--- BEGIN Source data ---

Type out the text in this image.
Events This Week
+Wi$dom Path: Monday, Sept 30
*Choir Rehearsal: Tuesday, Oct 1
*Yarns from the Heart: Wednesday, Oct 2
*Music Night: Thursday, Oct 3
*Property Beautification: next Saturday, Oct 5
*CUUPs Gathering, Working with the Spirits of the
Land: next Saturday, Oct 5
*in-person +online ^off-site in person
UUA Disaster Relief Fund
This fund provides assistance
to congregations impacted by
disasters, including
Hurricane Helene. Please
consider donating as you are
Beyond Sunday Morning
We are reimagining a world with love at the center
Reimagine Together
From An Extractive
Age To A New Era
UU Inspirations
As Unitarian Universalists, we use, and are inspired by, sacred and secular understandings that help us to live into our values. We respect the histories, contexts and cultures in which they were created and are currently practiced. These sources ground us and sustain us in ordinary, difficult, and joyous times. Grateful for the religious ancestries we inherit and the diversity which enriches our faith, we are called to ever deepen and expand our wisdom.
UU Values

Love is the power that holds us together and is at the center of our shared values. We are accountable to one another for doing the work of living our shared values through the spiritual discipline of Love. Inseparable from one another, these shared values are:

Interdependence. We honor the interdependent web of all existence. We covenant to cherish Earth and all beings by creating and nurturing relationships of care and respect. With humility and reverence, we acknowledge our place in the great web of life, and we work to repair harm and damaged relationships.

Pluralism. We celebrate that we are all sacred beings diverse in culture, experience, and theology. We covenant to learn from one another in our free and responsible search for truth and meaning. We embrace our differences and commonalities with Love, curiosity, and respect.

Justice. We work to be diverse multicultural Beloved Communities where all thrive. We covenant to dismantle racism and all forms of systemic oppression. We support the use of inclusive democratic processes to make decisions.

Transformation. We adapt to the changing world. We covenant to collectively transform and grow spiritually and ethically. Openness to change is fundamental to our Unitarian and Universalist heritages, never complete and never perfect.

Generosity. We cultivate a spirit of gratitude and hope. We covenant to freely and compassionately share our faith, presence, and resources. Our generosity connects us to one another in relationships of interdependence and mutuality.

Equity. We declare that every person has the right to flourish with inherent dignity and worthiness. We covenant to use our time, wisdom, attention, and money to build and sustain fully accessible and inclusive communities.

--- END Source data ---
--- BEGIN Source data ---

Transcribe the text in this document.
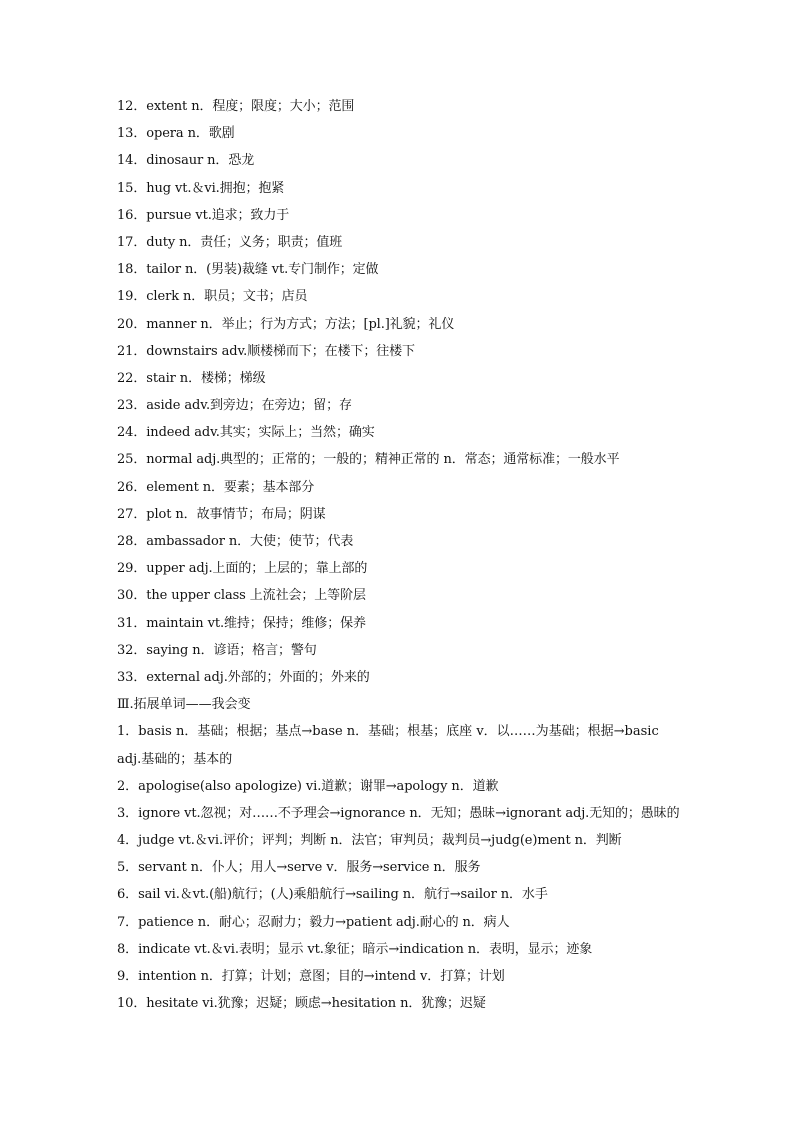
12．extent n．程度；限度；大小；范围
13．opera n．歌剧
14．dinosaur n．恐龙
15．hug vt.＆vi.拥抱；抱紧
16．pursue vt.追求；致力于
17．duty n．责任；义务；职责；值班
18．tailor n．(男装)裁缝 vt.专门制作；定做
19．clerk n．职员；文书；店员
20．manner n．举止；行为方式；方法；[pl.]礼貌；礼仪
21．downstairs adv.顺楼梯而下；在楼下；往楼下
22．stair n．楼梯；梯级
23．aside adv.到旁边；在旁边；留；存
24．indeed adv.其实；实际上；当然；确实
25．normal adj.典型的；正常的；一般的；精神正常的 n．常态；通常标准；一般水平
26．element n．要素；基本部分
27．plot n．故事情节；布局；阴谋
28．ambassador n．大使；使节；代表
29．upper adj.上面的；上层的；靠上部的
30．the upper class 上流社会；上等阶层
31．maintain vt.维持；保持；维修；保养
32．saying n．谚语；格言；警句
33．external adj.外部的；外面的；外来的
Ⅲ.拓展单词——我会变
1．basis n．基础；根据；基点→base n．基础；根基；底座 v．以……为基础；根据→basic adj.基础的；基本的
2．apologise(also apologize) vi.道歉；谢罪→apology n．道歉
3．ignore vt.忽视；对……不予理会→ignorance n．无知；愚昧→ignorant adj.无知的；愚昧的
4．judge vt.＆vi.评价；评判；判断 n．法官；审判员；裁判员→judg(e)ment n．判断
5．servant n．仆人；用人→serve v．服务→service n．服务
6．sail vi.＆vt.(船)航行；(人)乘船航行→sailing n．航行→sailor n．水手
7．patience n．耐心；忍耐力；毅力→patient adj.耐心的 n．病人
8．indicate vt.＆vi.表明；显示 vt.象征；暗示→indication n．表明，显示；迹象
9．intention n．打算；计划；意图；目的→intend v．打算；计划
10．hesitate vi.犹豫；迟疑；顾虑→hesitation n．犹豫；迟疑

--- END Source data ---

Set task ▸ Copy each line of the preceding data that contains the string "person".

Output ▸
*in-person +online ^off-site in person
Equity. We declare that every person has the right to flourish with inherent dignity and worthiness. We covenant to use our time, wisdom, attention, and money to build and sustain fully accessible and inclusive communities.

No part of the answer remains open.